> Requirement: Only the pictures are left out: repeat the rest of the entries exactly.
>>>
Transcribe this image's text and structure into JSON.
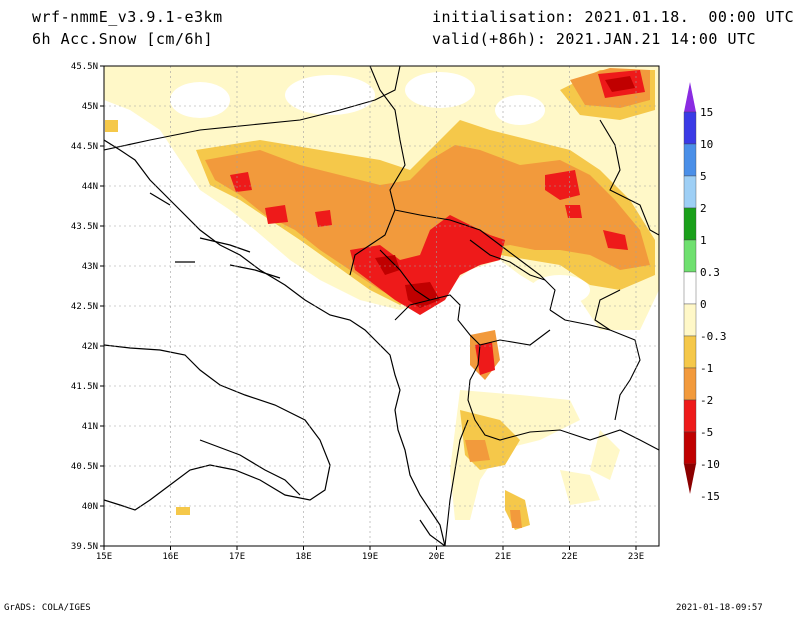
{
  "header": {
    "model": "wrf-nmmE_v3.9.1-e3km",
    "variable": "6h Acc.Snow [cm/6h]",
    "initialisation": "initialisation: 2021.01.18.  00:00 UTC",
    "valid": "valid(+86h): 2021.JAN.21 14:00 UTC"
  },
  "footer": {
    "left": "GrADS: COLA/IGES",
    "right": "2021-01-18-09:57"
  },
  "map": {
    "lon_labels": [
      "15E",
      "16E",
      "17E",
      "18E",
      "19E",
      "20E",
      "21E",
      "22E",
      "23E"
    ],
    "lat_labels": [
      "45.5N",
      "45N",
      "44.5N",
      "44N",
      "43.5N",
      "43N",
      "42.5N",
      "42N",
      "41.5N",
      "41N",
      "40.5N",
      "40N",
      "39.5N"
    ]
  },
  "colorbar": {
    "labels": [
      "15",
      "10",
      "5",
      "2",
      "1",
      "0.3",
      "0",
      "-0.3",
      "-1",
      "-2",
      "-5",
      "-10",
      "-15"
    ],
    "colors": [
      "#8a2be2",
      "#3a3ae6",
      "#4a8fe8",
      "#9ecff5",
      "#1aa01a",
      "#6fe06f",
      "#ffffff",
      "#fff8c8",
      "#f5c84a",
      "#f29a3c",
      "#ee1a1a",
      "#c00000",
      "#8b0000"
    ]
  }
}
<<<
> Reply to the exercise:
Transcribe this image's text and structure into JSON.
{
  "header": {
    "model": "wrf-nmmE_v3.9.1-e3km",
    "variable": "6h Acc.Snow [cm/6h]",
    "initialisation": "initialisation: 2021.01.18.  00:00 UTC",
    "valid": "valid(+86h): 2021.JAN.21 14:00 UTC"
  },
  "footer": {
    "left": "GrADS: COLA/IGES",
    "right": "2021-01-18-09:57"
  },
  "map": {
    "lon_labels": [
      "15E",
      "16E",
      "17E",
      "18E",
      "19E",
      "20E",
      "21E",
      "22E",
      "23E"
    ],
    "lat_labels": [
      "45.5N",
      "45N",
      "44.5N",
      "44N",
      "43.5N",
      "43N",
      "42.5N",
      "42N",
      "41.5N",
      "41N",
      "40.5N",
      "40N",
      "39.5N"
    ]
  },
  "colorbar": {
    "labels": [
      "15",
      "10",
      "5",
      "2",
      "1",
      "0.3",
      "0",
      "-0.3",
      "-1",
      "-2",
      "-5",
      "-10",
      "-15"
    ],
    "colors": [
      "#8a2be2",
      "#3a3ae6",
      "#4a8fe8",
      "#9ecff5",
      "#1aa01a",
      "#6fe06f",
      "#ffffff",
      "#fff8c8",
      "#f5c84a",
      "#f29a3c",
      "#ee1a1a",
      "#c00000",
      "#8b0000"
    ]
  }
}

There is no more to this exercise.